==== DOCUMENT ====

SECURITIES AND EXCHANGE COMMISSION

Washington, D.C. 20549

 

 

FORM 8-K

 

 

CURRENT REPORT

Pursuant to Section 13 or 15(d)

of the Securities Exchange Act of 1934

Date of Report (date of earliest event reported): December 16, 2013

 

 

BELO CORP.

(Exact name of registrant as specified in its charter)

 

 

 

Delaware   1-8598   75-0135890

(State or Other Jurisdiction

of Incorporation)

 

(Commission

File Number)

 

(IRS Employer

Identification Number)

 

400 S. Record Street

Dallas, Texas

  75202
(Address of principal executive offices)   (Zip Code)

Registrant’s telephone number, including area code: (214) 977-6606

Not Applicable

(Former name or former address, if changed since last report)

 

 

Check the appropriate box below if the Form 8-K filing is intended to simultaneously satisfy the filing obligation of the registrants under any of the following provisions (see General Instruction A.2. below):

 

¨ Written communications pursuant to Rule 425 under the Securities Act (17 CFR 230.425)

====

STATED PROBLEM 1:
Answer these from the filing:
(a) What date is given for the earliest event reported?
(b) In which state is the registrant incorporated?
(c) What telephone number is listed for the registrant?
STATED PROBLEM 2:
Please reproduce a passage of the filing word for word. Begin at the words that have "Check the appropriate", and stop after "(17 CFR 230.425)".
The lines that come next are separate material from the filing.

==== INFORMATION SHOWN ====

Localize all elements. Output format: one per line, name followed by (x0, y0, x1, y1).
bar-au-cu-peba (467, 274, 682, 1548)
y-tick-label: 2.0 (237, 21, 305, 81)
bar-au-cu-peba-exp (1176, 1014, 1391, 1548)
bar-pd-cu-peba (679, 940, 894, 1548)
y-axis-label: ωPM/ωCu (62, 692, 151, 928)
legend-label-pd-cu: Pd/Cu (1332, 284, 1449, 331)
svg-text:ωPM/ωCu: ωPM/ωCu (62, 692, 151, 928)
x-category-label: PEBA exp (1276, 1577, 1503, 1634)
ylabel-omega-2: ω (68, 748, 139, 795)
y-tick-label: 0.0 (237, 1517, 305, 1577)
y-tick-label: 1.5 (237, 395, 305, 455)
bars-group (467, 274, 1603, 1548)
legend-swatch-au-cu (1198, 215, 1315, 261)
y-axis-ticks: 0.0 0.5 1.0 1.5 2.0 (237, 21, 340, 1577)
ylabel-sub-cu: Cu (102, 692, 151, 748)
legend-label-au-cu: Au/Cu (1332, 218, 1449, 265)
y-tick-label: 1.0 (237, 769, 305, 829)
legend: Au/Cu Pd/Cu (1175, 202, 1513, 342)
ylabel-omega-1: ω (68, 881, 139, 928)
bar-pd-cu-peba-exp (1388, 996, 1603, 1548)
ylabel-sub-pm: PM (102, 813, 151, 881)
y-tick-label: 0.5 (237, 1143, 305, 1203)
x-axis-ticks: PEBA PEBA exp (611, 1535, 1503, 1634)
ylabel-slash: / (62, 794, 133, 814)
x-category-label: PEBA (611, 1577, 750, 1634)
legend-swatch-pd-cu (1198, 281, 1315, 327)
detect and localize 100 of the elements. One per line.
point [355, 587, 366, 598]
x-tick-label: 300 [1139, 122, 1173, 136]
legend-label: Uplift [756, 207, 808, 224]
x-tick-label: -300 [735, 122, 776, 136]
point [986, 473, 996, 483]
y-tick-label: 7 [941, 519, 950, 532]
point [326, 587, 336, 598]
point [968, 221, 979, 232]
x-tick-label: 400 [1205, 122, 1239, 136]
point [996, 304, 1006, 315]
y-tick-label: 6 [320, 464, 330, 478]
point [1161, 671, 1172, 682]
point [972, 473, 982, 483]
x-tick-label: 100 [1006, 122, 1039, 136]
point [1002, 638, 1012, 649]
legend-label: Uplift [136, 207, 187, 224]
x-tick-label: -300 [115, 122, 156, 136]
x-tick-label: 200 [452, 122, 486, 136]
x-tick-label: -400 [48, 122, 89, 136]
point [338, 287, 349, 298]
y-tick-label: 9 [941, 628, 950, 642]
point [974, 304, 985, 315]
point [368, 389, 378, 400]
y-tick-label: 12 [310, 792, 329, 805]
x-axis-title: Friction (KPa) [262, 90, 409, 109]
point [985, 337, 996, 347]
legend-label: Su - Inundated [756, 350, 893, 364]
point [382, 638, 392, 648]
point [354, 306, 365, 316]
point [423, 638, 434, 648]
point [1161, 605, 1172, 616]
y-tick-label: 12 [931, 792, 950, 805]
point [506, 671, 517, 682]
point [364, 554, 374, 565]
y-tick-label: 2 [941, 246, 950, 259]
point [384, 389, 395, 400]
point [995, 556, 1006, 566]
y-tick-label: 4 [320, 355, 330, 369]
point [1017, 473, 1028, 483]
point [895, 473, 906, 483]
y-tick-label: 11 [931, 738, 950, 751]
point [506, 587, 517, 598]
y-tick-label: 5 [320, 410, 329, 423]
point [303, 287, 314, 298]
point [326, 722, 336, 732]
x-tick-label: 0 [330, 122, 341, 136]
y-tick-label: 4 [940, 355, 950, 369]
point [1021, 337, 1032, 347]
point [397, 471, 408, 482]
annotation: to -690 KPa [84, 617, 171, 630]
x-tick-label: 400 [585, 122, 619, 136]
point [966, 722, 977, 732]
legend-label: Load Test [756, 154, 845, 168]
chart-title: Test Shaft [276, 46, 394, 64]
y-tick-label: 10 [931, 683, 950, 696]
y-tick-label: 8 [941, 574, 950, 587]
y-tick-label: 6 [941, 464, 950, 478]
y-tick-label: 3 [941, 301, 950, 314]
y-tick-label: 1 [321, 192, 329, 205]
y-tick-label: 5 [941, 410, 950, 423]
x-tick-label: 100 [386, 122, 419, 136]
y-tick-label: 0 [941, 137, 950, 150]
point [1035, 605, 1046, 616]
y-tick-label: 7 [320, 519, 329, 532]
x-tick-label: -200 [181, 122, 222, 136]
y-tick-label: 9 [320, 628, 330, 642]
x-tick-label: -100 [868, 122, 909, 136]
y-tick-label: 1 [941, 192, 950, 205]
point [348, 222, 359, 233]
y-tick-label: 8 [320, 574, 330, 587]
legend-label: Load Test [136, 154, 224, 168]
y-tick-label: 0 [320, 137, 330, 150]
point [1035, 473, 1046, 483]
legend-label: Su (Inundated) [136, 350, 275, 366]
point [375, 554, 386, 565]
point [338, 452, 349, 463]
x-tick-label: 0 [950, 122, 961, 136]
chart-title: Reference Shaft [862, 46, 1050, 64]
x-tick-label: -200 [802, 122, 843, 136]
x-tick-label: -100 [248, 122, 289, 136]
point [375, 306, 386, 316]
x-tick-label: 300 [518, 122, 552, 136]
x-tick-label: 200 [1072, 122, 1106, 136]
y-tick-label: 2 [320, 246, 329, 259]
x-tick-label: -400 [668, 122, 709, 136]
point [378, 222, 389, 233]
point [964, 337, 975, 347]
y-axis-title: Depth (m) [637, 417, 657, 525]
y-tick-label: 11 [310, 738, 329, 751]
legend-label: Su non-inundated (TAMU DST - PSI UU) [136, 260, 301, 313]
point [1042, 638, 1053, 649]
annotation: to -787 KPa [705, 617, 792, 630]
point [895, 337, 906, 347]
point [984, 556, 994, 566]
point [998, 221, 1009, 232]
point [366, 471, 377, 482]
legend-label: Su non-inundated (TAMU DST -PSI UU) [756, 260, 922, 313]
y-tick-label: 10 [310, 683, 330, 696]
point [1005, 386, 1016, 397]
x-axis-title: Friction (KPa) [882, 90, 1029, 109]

====

EXERCISE RESULT 1:
(a) December 16, 2013
(b) Delaware
(c) (214) 977-6606

EXERCISE RESULT 2:
Check the appropriate box below if the Form 8-K filing is intended to simultaneously satisfy the filing obligation of the registrants under any of the following provisions (see General Instruction A.2. below):

 

¨ Written communications pursuant to Rule 425 under the Securities Act (17 CFR 230.425)